__Required task__
Here are some records. Copy each one exactly.

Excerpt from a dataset
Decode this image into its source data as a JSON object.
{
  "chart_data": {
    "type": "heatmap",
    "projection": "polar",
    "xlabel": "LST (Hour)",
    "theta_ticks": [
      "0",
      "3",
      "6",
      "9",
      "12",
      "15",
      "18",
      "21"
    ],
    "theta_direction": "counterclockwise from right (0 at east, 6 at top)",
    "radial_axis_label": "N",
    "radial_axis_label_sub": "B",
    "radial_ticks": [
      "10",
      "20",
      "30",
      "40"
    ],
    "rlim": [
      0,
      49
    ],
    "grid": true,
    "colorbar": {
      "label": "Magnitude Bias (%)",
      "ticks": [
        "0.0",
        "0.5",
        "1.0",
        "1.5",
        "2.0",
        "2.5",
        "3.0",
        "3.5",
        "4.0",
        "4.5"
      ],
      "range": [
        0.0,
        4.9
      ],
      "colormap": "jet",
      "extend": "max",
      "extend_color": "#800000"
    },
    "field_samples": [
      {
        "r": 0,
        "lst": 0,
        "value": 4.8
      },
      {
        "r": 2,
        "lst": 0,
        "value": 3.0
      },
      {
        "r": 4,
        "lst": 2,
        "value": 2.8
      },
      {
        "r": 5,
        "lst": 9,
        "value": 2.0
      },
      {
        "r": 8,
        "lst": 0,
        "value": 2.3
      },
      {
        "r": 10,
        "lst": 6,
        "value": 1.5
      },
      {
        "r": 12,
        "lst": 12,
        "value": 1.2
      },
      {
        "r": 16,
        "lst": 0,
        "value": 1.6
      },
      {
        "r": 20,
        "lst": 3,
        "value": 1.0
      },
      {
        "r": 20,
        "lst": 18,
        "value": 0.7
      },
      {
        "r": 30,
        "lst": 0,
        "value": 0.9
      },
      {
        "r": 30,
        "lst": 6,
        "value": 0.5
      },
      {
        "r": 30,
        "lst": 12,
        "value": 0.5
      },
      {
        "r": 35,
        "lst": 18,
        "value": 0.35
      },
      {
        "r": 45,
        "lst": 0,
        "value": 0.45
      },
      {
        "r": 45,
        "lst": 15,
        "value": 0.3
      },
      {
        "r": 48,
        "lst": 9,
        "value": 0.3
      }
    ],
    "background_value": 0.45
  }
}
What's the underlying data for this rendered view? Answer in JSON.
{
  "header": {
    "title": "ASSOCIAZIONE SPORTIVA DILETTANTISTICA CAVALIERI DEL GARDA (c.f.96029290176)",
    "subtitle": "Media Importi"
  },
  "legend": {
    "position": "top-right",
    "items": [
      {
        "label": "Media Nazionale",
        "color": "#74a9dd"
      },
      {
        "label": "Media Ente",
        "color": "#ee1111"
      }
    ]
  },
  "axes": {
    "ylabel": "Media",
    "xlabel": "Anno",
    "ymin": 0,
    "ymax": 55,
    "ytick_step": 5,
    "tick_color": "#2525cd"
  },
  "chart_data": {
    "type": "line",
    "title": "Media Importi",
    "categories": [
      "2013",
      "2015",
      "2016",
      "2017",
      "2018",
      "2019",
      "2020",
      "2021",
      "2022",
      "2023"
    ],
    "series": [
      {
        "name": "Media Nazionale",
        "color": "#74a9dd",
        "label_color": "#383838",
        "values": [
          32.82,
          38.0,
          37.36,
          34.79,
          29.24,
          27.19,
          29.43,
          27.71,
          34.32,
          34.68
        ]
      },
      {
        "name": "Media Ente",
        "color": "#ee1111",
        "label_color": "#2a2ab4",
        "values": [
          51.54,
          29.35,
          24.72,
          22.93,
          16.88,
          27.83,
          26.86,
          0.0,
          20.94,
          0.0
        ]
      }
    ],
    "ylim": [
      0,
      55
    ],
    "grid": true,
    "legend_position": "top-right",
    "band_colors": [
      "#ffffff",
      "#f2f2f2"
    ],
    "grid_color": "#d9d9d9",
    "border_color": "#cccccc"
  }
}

__Response to this exercise__
Decode this image into its source data as a JSON object.
{
  "chart_data": {
    "type": "heatmap",
    "projection": "polar",
    "xlabel": "LST (Hour)",
    "theta_ticks": [
      "0",
      "3",
      "6",
      "9",
      "12",
      "15",
      "18",
      "21"
    ],
    "theta_direction": "counterclockwise from right (0 at east, 6 at top)",
    "radial_axis_label": "N",
    "radial_axis_label_sub": "B",
    "radial_ticks": [
      "10",
      "20",
      "30",
      "40"
    ],
    "rlim": [
      0,
      49
    ],
    "grid": true,
    "colorbar": {
      "label": "Magnitude Bias (%)",
      "ticks": [
        "0.0",
        "0.5",
        "1.0",
        "1.5",
        "2.0",
        "2.5",
        "3.0",
        "3.5",
        "4.0",
        "4.5"
      ],
      "range": [
        0.0,
        4.9
      ],
      "colormap": "jet",
      "extend": "max",
      "extend_color": "#800000"
    },
    "field_samples": [
      {
        "r": 0,
        "lst": 0,
        "value": 4.8
      },
      {
        "r": 2,
        "lst": 0,
        "value": 3.0
      },
      {
        "r": 4,
        "lst": 2,
        "value": 2.8
      },
      {
        "r": 5,
        "lst": 9,
        "value": 2.0
      },
      {
        "r": 8,
        "lst": 0,
        "value": 2.3
      },
      {
        "r": 10,
        "lst": 6,
        "value": 1.5
      },
      {
        "r": 12,
        "lst": 12,
        "value": 1.2
      },
      {
        "r": 16,
        "lst": 0,
        "value": 1.6
      },
      {
        "r": 20,
        "lst": 3,
        "value": 1.0
      },
      {
        "r": 20,
        "lst": 18,
        "value": 0.7
      },
      {
        "r": 30,
        "lst": 0,
        "value": 0.9
      },
      {
        "r": 30,
        "lst": 6,
        "value": 0.5
      },
      {
        "r": 30,
        "lst": 12,
        "value": 0.5
      },
      {
        "r": 35,
        "lst": 18,
        "value": 0.35
      },
      {
        "r": 45,
        "lst": 0,
        "value": 0.45
      },
      {
        "r": 45,
        "lst": 15,
        "value": 0.3
      },
      {
        "r": 48,
        "lst": 9,
        "value": 0.3
      }
    ],
    "background_value": 0.45
  }
}
What's the underlying data for this rendered view? Answer in JSON.
{
  "header": {
    "title": "ASSOCIAZIONE SPORTIVA DILETTANTISTICA CAVALIERI DEL GARDA (c.f.96029290176)",
    "subtitle": "Media Importi"
  },
  "legend": {
    "position": "top-right",
    "items": [
      {
        "label": "Media Nazionale",
        "color": "#74a9dd"
      },
      {
        "label": "Media Ente",
        "color": "#ee1111"
      }
    ]
  },
  "axes": {
    "ylabel": "Media",
    "xlabel": "Anno",
    "ymin": 0,
    "ymax": 55,
    "ytick_step": 5,
    "tick_color": "#2525cd"
  },
  "chart_data": {
    "type": "line",
    "title": "Media Importi",
    "categories": [
      "2013",
      "2015",
      "2016",
      "2017",
      "2018",
      "2019",
      "2020",
      "2021",
      "2022",
      "2023"
    ],
    "series": [
      {
        "name": "Media Nazionale",
        "color": "#74a9dd",
        "label_color": "#383838",
        "values": [
          32.82,
          38.0,
          37.36,
          34.79,
          29.24,
          27.19,
          29.43,
          27.71,
          34.32,
          34.68
        ]
      },
      {
        "name": "Media Ente",
        "color": "#ee1111",
        "label_color": "#2a2ab4",
        "values": [
          51.54,
          29.35,
          24.72,
          22.93,
          16.88,
          27.83,
          26.86,
          0.0,
          20.94,
          0.0
        ]
      }
    ],
    "ylim": [
      0,
      55
    ],
    "grid": true,
    "legend_position": "top-right",
    "band_colors": [
      "#ffffff",
      "#f2f2f2"
    ],
    "grid_color": "#d9d9d9",
    "border_color": "#cccccc"
  }
}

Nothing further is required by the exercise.